RECORDS SUPPLIED —
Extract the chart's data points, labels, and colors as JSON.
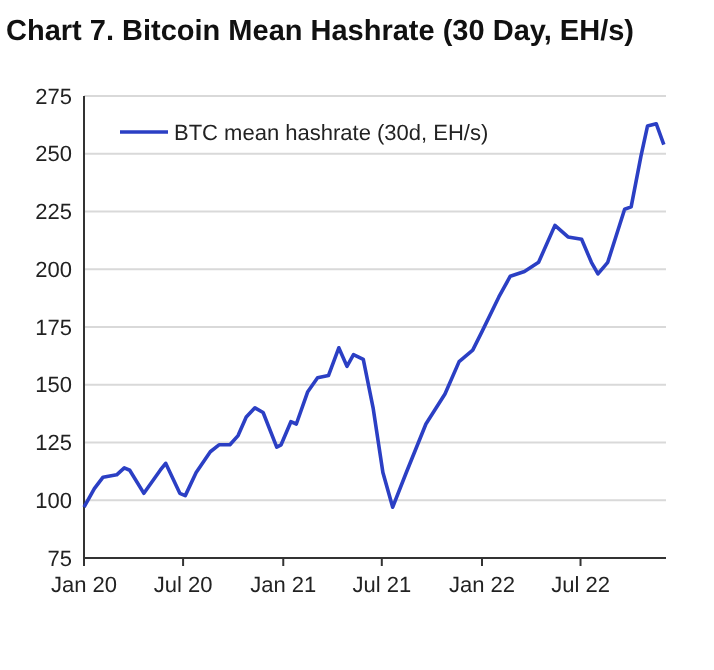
{
  "chart_data": {
    "type": "line",
    "title": "Chart 7. Bitcoin Mean Hashrate (30 Day, EH/s)",
    "x": [
      "2020-01-01",
      "2020-01-20",
      "2020-02-05",
      "2020-03-01",
      "2020-03-15",
      "2020-03-25",
      "2020-04-20",
      "2020-05-20",
      "2020-05-30",
      "2020-06-25",
      "2020-07-05",
      "2020-07-25",
      "2020-08-20",
      "2020-09-05",
      "2020-09-25",
      "2020-10-10",
      "2020-10-25",
      "2020-11-10",
      "2020-11-25",
      "2020-12-20",
      "2020-12-28",
      "2021-01-15",
      "2021-01-25",
      "2021-02-15",
      "2021-03-05",
      "2021-03-25",
      "2021-04-13",
      "2021-04-28",
      "2021-05-10",
      "2021-05-28",
      "2021-06-15",
      "2021-07-03",
      "2021-07-21",
      "2021-08-15",
      "2021-09-20",
      "2021-10-25",
      "2021-11-20",
      "2021-12-15",
      "2022-01-01",
      "2022-02-01",
      "2022-02-22",
      "2022-03-20",
      "2022-04-15",
      "2022-05-15",
      "2022-06-08",
      "2022-07-03",
      "2022-07-21",
      "2022-08-02",
      "2022-08-20",
      "2022-09-20",
      "2022-10-02",
      "2022-10-20",
      "2022-11-01",
      "2022-11-17",
      "2022-12-01"
    ],
    "series": [
      {
        "name": "BTC mean hashrate (30d, EH/s)",
        "color": "#2b3fc4",
        "values": [
          97,
          105,
          110,
          111,
          114,
          113,
          103,
          113,
          116,
          103,
          102,
          112,
          121,
          124,
          124,
          128,
          136,
          140,
          138,
          123,
          124,
          134,
          133,
          147,
          153,
          154,
          166,
          158,
          163,
          161,
          140,
          112,
          97,
          112,
          133,
          146,
          160,
          165,
          173,
          188,
          197,
          199,
          203,
          219,
          214,
          213,
          203,
          198,
          203,
          226,
          227,
          249,
          262,
          263,
          254
        ]
      }
    ],
    "xlim": [
      "2020-01-01",
      "2022-12-05"
    ],
    "xticks": [
      {
        "value": "2020-01-01",
        "label": "Jan 20"
      },
      {
        "value": "2020-07-01",
        "label": "Jul 20"
      },
      {
        "value": "2021-01-01",
        "label": "Jan 21"
      },
      {
        "value": "2021-07-01",
        "label": "Jul 21"
      },
      {
        "value": "2022-01-01",
        "label": "Jan 22"
      },
      {
        "value": "2022-07-01",
        "label": "Jul 22"
      }
    ],
    "ylim": [
      75,
      275
    ],
    "yticks": [
      75,
      100,
      125,
      150,
      175,
      200,
      225,
      250,
      275
    ],
    "grid": "y",
    "legend": "top left",
    "marker": "none",
    "line_style": "solid"
  }
}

EXERCISE DESCRIPTION — Using the material above, set down every line exactly, but skip the pictures.

EXERCISE SOLUTION —
Extract the chart's data points, labels, and colors as JSON.
{
  "chart_data": {
    "type": "line",
    "title": "Chart 7. Bitcoin Mean Hashrate (30 Day, EH/s)",
    "x": [
      "2020-01-01",
      "2020-01-20",
      "2020-02-05",
      "2020-03-01",
      "2020-03-15",
      "2020-03-25",
      "2020-04-20",
      "2020-05-20",
      "2020-05-30",
      "2020-06-25",
      "2020-07-05",
      "2020-07-25",
      "2020-08-20",
      "2020-09-05",
      "2020-09-25",
      "2020-10-10",
      "2020-10-25",
      "2020-11-10",
      "2020-11-25",
      "2020-12-20",
      "2020-12-28",
      "2021-01-15",
      "2021-01-25",
      "2021-02-15",
      "2021-03-05",
      "2021-03-25",
      "2021-04-13",
      "2021-04-28",
      "2021-05-10",
      "2021-05-28",
      "2021-06-15",
      "2021-07-03",
      "2021-07-21",
      "2021-08-15",
      "2021-09-20",
      "2021-10-25",
      "2021-11-20",
      "2021-12-15",
      "2022-01-01",
      "2022-02-01",
      "2022-02-22",
      "2022-03-20",
      "2022-04-15",
      "2022-05-15",
      "2022-06-08",
      "2022-07-03",
      "2022-07-21",
      "2022-08-02",
      "2022-08-20",
      "2022-09-20",
      "2022-10-02",
      "2022-10-20",
      "2022-11-01",
      "2022-11-17",
      "2022-12-01"
    ],
    "series": [
      {
        "name": "BTC mean hashrate (30d, EH/s)",
        "color": "#2b3fc4",
        "values": [
          97,
          105,
          110,
          111,
          114,
          113,
          103,
          113,
          116,
          103,
          102,
          112,
          121,
          124,
          124,
          128,
          136,
          140,
          138,
          123,
          124,
          134,
          133,
          147,
          153,
          154,
          166,
          158,
          163,
          161,
          140,
          112,
          97,
          112,
          133,
          146,
          160,
          165,
          173,
          188,
          197,
          199,
          203,
          219,
          214,
          213,
          203,
          198,
          203,
          226,
          227,
          249,
          262,
          263,
          254
        ]
      }
    ],
    "xlim": [
      "2020-01-01",
      "2022-12-05"
    ],
    "xticks": [
      {
        "value": "2020-01-01",
        "label": "Jan 20"
      },
      {
        "value": "2020-07-01",
        "label": "Jul 20"
      },
      {
        "value": "2021-01-01",
        "label": "Jan 21"
      },
      {
        "value": "2021-07-01",
        "label": "Jul 21"
      },
      {
        "value": "2022-01-01",
        "label": "Jan 22"
      },
      {
        "value": "2022-07-01",
        "label": "Jul 22"
      }
    ],
    "ylim": [
      75,
      275
    ],
    "yticks": [
      75,
      100,
      125,
      150,
      175,
      200,
      225,
      250,
      275
    ],
    "grid": "y",
    "legend": "top left",
    "marker": "none",
    "line_style": "solid"
  }
}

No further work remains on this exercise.